> **OBJECTIVE**:
Return only the number of lines that hold "Telefone".

[Dataset records]
________________
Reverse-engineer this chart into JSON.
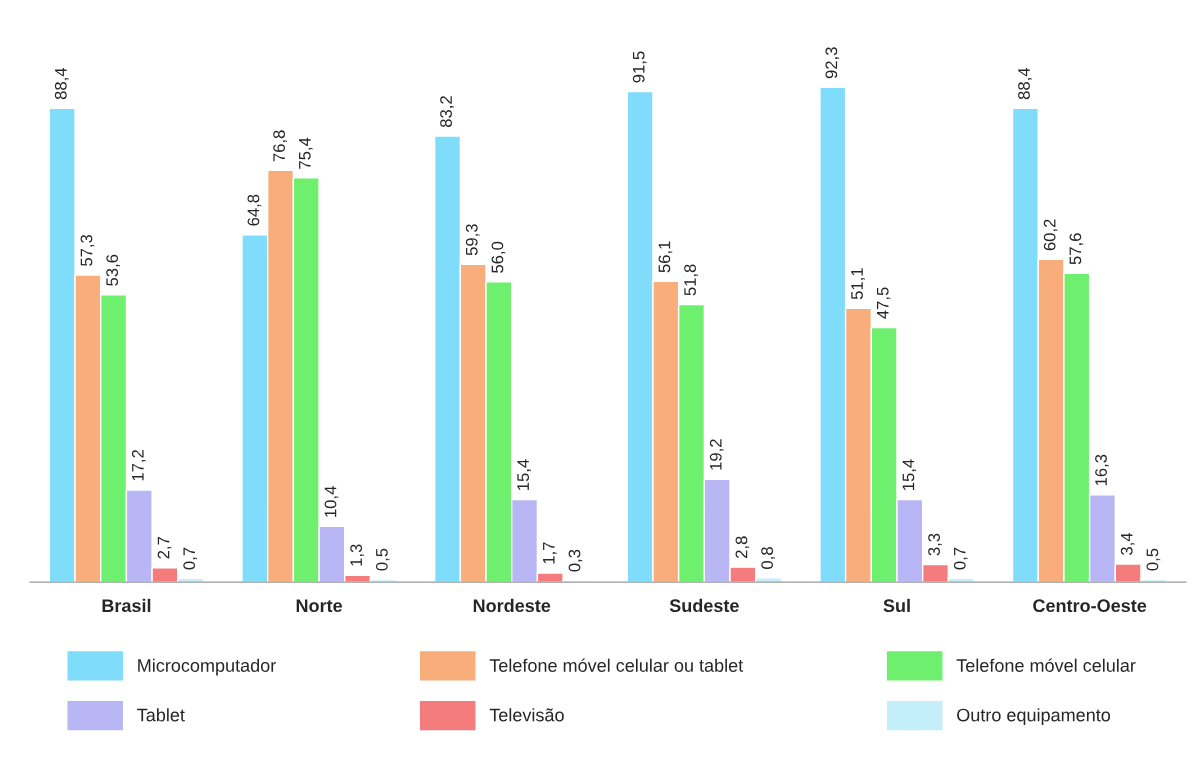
{
  "chart_data": {
    "type": "bar",
    "categories": [
      "Brasil",
      "Norte",
      "Nordeste",
      "Sudeste",
      "Sul",
      "Centro-Oeste"
    ],
    "series": [
      {
        "name": "Microcomputador",
        "color": "#7fdcfb",
        "values": [
          88.4,
          64.8,
          83.2,
          91.5,
          92.3,
          88.4
        ],
        "value_labels": [
          "88,4",
          "64,8",
          "83,2",
          "91,5",
          "92,3",
          "88,4"
        ]
      },
      {
        "name": "Telefone móvel celular ou tablet",
        "color": "#f9ad7a",
        "values": [
          57.3,
          76.8,
          59.3,
          56.1,
          51.1,
          60.2
        ],
        "value_labels": [
          "57,3",
          "76,8",
          "59,3",
          "56,1",
          "51,1",
          "60,2"
        ]
      },
      {
        "name": "Telefone móvel celular",
        "color": "#6ef06e",
        "values": [
          53.6,
          75.4,
          56.0,
          51.8,
          47.5,
          57.6
        ],
        "value_labels": [
          "53,6",
          "75,4",
          "56,0",
          "51,8",
          "47,5",
          "57,6"
        ]
      },
      {
        "name": "Tablet",
        "color": "#b8b6f5",
        "values": [
          17.2,
          10.4,
          15.4,
          19.2,
          15.4,
          16.3
        ],
        "value_labels": [
          "17,2",
          "10,4",
          "15,4",
          "19,2",
          "15,4",
          "16,3"
        ]
      },
      {
        "name": "Televisão",
        "color": "#f47c7c",
        "values": [
          2.7,
          1.3,
          1.7,
          2.8,
          3.3,
          3.4
        ],
        "value_labels": [
          "2,7",
          "1,3",
          "1,7",
          "2,8",
          "3,3",
          "3,4"
        ]
      },
      {
        "name": "Outro equipamento",
        "color": "#c5eefb",
        "values": [
          0.7,
          0.5,
          0.3,
          0.8,
          0.7,
          0.5
        ],
        "value_labels": [
          "0,7",
          "0,5",
          "0,3",
          "0,8",
          "0,7",
          "0,5"
        ]
      }
    ],
    "tick_labels": "x",
    "grid": false,
    "legend": "bottom"
  }
}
________________
> **EXERCISE RESPONSE**:
2